## Start TASK MATERIAL

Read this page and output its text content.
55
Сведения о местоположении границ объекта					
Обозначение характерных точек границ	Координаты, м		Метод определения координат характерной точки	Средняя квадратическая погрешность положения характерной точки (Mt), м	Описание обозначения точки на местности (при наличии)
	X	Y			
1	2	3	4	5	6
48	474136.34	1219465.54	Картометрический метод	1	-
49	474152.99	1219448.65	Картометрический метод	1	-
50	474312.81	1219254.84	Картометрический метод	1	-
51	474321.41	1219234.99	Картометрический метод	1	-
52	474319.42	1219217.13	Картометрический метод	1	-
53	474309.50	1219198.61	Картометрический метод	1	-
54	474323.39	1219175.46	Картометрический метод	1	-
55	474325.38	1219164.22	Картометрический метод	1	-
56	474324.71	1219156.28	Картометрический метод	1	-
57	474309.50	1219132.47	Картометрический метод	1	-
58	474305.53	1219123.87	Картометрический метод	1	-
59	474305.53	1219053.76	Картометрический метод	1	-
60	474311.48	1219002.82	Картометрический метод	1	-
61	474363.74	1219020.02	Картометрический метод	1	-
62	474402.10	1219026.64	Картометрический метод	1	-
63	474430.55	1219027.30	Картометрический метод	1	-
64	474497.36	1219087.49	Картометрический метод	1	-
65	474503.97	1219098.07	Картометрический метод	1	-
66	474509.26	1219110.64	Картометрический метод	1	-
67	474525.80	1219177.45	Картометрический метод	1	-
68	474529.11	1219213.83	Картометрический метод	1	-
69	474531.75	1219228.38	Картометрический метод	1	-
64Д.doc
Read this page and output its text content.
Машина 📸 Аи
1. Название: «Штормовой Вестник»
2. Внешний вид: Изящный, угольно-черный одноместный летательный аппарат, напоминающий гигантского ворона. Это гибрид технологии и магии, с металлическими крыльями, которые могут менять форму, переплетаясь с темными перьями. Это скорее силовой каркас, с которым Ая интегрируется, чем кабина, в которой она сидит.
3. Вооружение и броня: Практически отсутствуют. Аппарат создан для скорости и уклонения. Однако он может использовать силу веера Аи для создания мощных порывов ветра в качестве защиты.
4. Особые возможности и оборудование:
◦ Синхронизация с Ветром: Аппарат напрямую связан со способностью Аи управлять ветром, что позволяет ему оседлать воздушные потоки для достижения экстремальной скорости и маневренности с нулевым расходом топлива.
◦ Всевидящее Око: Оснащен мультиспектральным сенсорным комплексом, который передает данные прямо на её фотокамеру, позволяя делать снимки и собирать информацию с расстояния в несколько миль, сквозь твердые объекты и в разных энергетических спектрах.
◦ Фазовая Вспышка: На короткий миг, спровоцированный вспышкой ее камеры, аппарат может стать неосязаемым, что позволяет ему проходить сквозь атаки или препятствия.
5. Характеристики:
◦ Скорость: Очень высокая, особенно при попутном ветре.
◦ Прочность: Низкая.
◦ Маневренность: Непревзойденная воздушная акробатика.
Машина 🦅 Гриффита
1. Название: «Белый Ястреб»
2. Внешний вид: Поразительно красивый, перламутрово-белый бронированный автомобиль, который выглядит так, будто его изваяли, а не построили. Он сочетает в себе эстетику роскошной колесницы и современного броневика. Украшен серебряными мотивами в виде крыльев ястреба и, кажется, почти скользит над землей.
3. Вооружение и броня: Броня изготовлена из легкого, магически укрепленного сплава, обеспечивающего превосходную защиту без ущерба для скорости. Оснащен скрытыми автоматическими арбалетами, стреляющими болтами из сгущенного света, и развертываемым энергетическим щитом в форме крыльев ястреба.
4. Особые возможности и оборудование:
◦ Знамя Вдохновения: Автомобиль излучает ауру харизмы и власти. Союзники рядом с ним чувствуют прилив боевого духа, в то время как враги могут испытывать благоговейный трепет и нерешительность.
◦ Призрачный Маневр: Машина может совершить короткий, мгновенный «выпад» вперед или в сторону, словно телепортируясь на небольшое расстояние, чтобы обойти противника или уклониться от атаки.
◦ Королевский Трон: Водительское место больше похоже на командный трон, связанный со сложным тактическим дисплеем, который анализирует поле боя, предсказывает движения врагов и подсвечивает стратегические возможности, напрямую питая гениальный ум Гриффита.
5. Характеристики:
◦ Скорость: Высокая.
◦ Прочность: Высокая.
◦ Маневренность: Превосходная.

## End TASK MATERIAL

### TASK REQUIREMENTS
Copy out the whole listing exactly.

### FINAL RESULT
Read this page and output its text content.
55
Сведения о местоположении границ объекта					
Обозначение характерных точек границ	Координаты, м		Метод определения координат характерной точки	Средняя квадратическая погрешность положения характерной точки (Mt), м	Описание обозначения точки на местности (при наличии)
	X	Y			
1	2	3	4	5	6
48	474136.34	1219465.54	Картометрический метод	1	-
49	474152.99	1219448.65	Картометрический метод	1	-
50	474312.81	1219254.84	Картометрический метод	1	-
51	474321.41	1219234.99	Картометрический метод	1	-
52	474319.42	1219217.13	Картометрический метод	1	-
53	474309.50	1219198.61	Картометрический метод	1	-
54	474323.39	1219175.46	Картометрический метод	1	-
55	474325.38	1219164.22	Картометрический метод	1	-
56	474324.71	1219156.28	Картометрический метод	1	-
57	474309.50	1219132.47	Картометрический метод	1	-
58	474305.53	1219123.87	Картометрический метод	1	-
59	474305.53	1219053.76	Картометрический метод	1	-
60	474311.48	1219002.82	Картометрический метод	1	-
61	474363.74	1219020.02	Картометрический метод	1	-
62	474402.10	1219026.64	Картометрический метод	1	-
63	474430.55	1219027.30	Картометрический метод	1	-
64	474497.36	1219087.49	Картометрический метод	1	-
65	474503.97	1219098.07	Картометрический метод	1	-
66	474509.26	1219110.64	Картометрический метод	1	-
67	474525.80	1219177.45	Картометрический метод	1	-
68	474529.11	1219213.83	Картометрический метод	1	-
69	474531.75	1219228.38	Картометрический метод	1	-
64Д.doc
Read this page and output its text content.
Машина 📸 Аи
1. Название: «Штормовой Вестник»
2. Внешний вид: Изящный, угольно-черный одноместный летательный аппарат, напоминающий гигантского ворона. Это гибрид технологии и магии, с металлическими крыльями, которые могут менять форму, переплетаясь с темными перьями. Это скорее силовой каркас, с которым Ая интегрируется, чем кабина, в которой она сидит.
3. Вооружение и броня: Практически отсутствуют. Аппарат создан для скорости и уклонения. Однако он может использовать силу веера Аи для создания мощных порывов ветра в качестве защиты.
4. Особые возможности и оборудование:
◦ Синхронизация с Ветром: Аппарат напрямую связан со способностью Аи управлять ветром, что позволяет ему оседлать воздушные потоки для достижения экстремальной скорости и маневренности с нулевым расходом топлива.
◦ Всевидящее Око: Оснащен мультиспектральным сенсорным комплексом, который передает данные прямо на её фотокамеру, позволяя делать снимки и собирать информацию с расстояния в несколько миль, сквозь твердые объекты и в разных энергетических спектрах.
◦ Фазовая Вспышка: На короткий миг, спровоцированный вспышкой ее камеры, аппарат может стать неосязаемым, что позволяет ему проходить сквозь атаки или препятствия.
5. Характеристики:
◦ Скорость: Очень высокая, особенно при попутном ветре.
◦ Прочность: Низкая.
◦ Маневренность: Непревзойденная воздушная акробатика.
Машина 🦅 Гриффита
1. Название: «Белый Ястреб»
2. Внешний вид: Поразительно красивый, перламутрово-белый бронированный автомобиль, который выглядит так, будто его изваяли, а не построили. Он сочетает в себе эстетику роскошной колесницы и современного броневика. Украшен серебряными мотивами в виде крыльев ястреба и, кажется, почти скользит над землей.
3. Вооружение и броня: Броня изготовлена из легкого, магически укрепленного сплава, обеспечивающего превосходную защиту без ущерба для скорости. Оснащен скрытыми автоматическими арбалетами, стреляющими болтами из сгущенного света, и развертываемым энергетическим щитом в форме крыльев ястреба.
4. Особые возможности и оборудование:
◦ Знамя Вдохновения: Автомобиль излучает ауру харизмы и власти. Союзники рядом с ним чувствуют прилив боевого духа, в то время как враги могут испытывать благоговейный трепет и нерешительность.
◦ Призрачный Маневр: Машина может совершить короткий, мгновенный «выпад» вперед или в сторону, словно телепортируясь на небольшое расстояние, чтобы обойти противника или уклониться от атаки.
◦ Королевский Трон: Водительское место больше похоже на командный трон, связанный со сложным тактическим дисплеем, который анализирует поле боя, предсказывает движения врагов и подсвечивает стратегические возможности, напрямую питая гениальный ум Гриффита.
5. Характеристики:
◦ Скорость: Высокая.
◦ Прочность: Высокая.
◦ Маневренность: Превосходная.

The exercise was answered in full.